Aim of the task => From the entries that follow, extract each line holding the string "this".

[start of Stored records]

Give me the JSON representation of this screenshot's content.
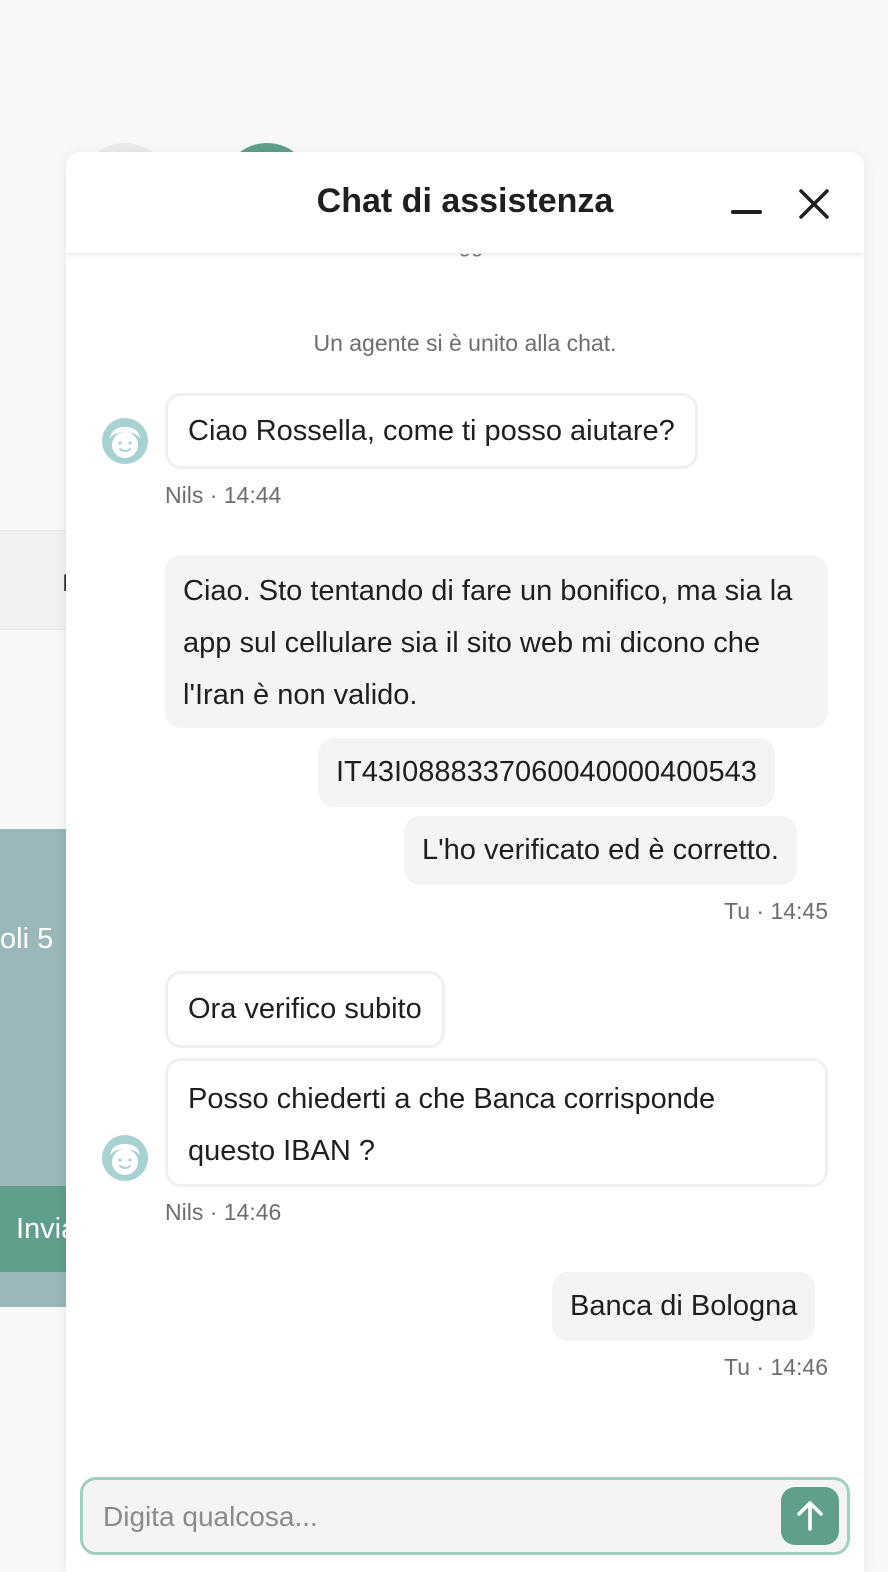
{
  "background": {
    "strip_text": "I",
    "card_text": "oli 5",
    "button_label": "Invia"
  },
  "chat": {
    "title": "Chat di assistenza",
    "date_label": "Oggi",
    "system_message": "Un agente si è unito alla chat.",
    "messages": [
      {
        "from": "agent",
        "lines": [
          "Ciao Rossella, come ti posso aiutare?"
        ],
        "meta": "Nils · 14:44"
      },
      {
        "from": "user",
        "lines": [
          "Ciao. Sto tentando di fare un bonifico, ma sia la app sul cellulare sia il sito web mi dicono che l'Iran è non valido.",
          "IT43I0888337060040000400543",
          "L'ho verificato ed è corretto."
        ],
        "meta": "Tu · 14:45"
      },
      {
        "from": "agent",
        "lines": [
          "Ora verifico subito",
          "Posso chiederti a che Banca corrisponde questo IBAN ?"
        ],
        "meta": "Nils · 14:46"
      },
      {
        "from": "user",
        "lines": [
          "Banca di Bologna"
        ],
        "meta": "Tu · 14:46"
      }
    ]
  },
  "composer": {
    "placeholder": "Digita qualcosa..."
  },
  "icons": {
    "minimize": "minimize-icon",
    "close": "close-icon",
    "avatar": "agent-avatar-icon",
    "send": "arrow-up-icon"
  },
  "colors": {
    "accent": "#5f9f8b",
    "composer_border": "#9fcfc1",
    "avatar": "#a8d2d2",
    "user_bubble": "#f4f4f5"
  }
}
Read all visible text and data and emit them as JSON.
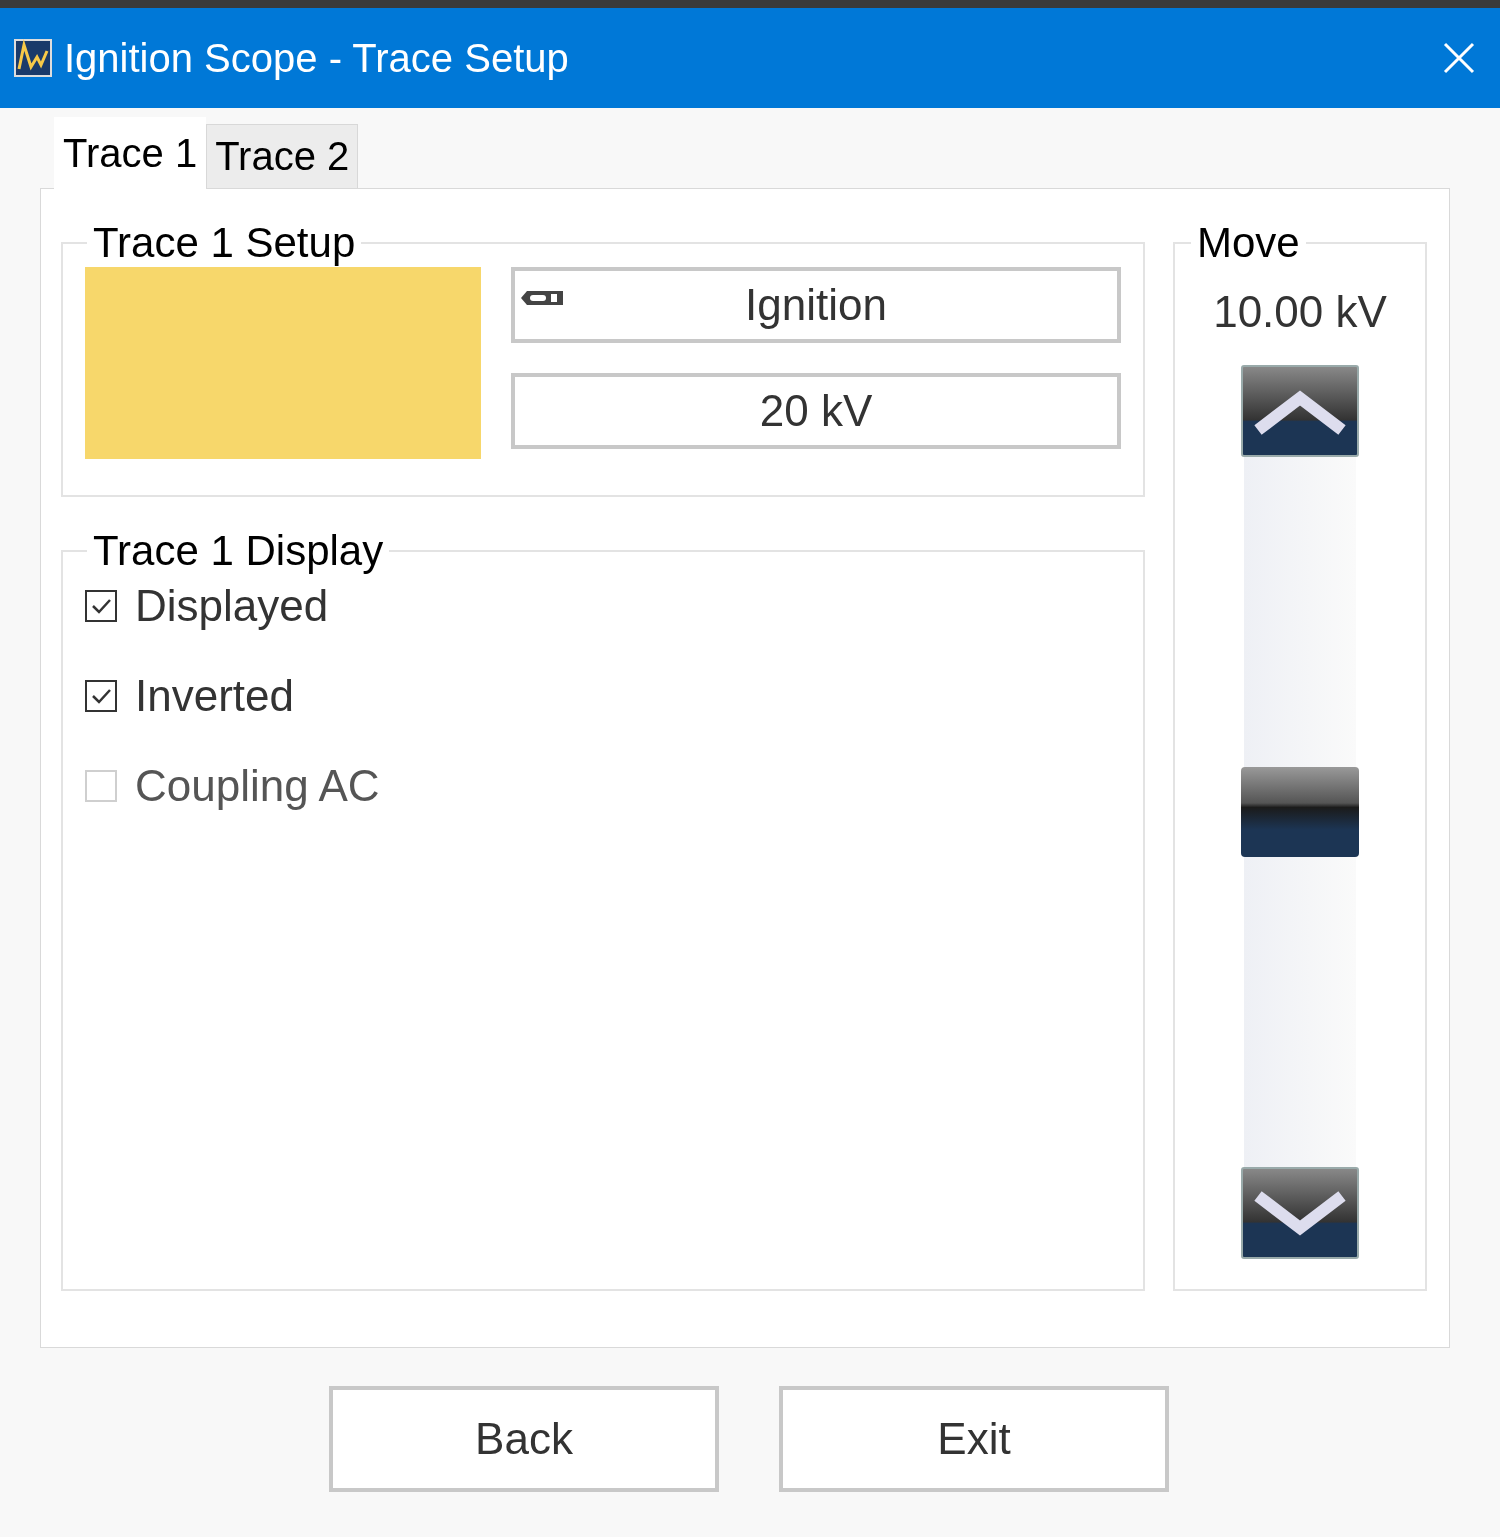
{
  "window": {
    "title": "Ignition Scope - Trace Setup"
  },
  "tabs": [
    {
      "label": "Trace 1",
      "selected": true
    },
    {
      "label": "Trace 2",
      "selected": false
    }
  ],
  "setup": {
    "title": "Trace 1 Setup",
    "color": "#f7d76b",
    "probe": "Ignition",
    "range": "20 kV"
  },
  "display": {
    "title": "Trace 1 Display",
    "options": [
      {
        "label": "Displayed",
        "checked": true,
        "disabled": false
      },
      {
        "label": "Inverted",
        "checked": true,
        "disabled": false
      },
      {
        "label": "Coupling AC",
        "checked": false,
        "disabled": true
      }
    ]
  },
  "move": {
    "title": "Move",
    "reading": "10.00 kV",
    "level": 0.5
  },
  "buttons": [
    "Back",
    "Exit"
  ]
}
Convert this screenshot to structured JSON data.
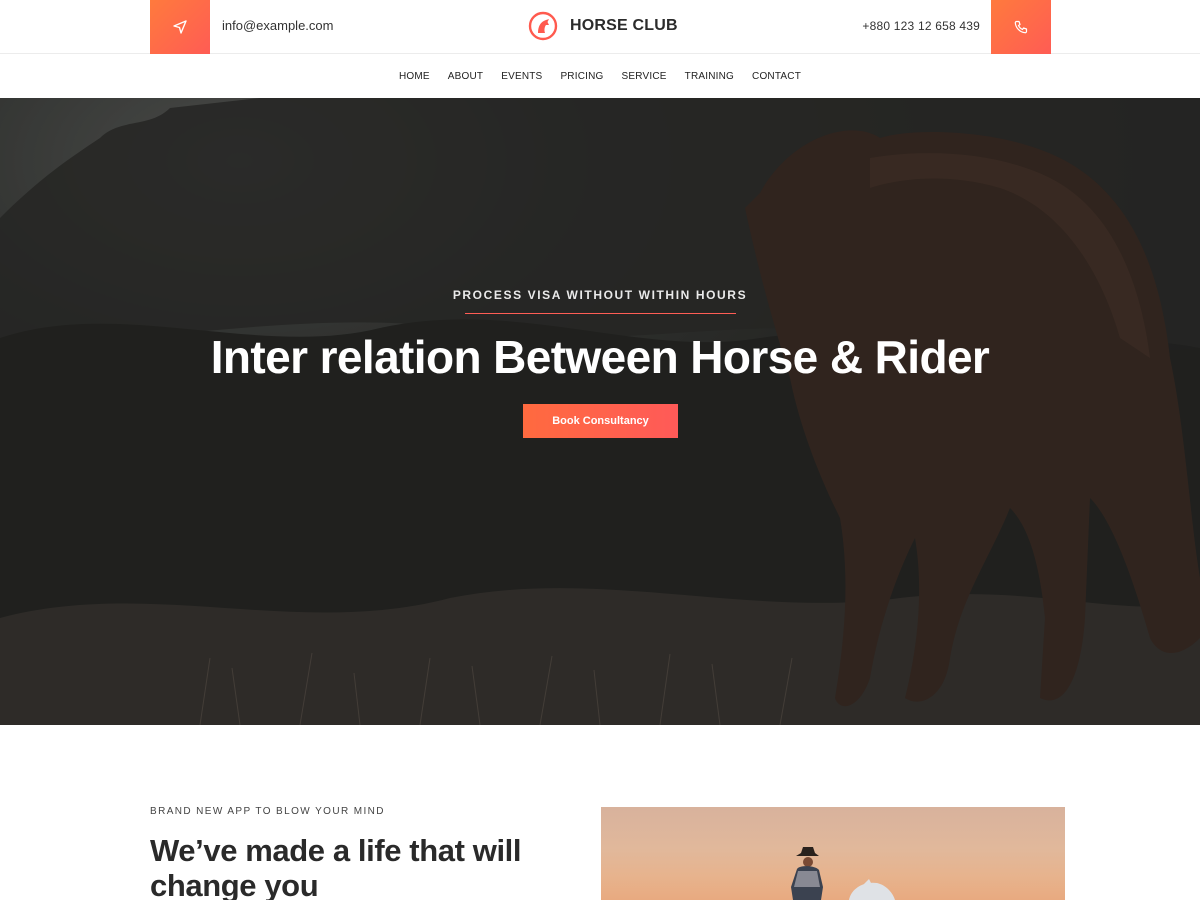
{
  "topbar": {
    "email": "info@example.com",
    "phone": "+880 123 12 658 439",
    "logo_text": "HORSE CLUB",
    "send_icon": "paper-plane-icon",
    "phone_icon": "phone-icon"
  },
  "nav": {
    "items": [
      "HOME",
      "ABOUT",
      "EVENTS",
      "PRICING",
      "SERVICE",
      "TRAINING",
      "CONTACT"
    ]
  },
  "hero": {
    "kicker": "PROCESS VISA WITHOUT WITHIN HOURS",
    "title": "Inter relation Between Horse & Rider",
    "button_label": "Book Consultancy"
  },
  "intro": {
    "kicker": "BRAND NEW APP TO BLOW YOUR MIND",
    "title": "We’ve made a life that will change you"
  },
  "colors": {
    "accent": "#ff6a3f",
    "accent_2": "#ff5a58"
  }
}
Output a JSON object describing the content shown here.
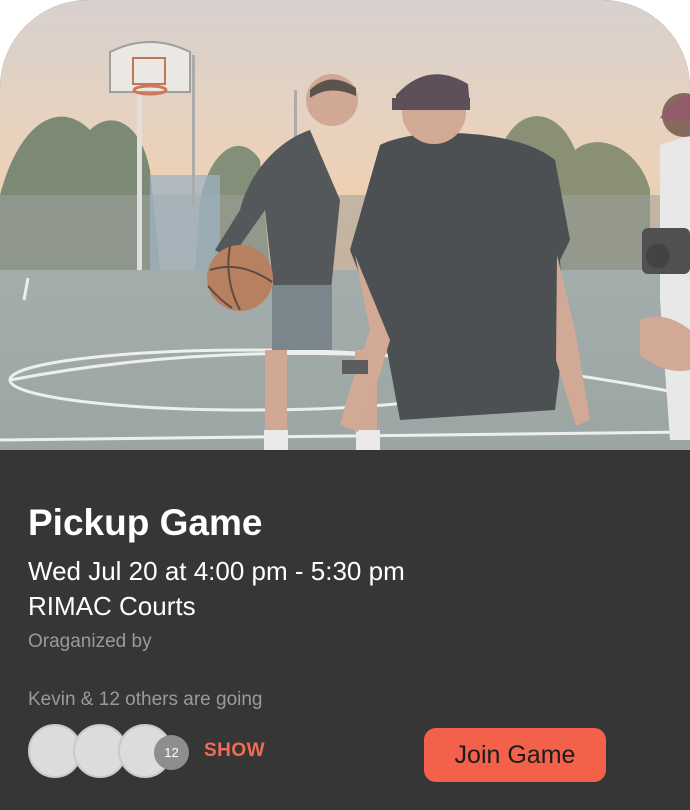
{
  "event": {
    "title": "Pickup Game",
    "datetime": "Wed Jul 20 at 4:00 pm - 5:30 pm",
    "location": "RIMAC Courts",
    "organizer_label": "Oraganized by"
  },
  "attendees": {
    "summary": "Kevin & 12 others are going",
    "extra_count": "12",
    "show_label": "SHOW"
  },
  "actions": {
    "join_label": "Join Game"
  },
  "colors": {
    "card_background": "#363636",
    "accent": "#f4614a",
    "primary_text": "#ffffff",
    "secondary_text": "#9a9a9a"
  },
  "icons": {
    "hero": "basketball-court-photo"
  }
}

[end of Stored records]

Task answer =>
Give me the JSON representation of this screenshot's content.
Convert this screenshot to structured JSON data.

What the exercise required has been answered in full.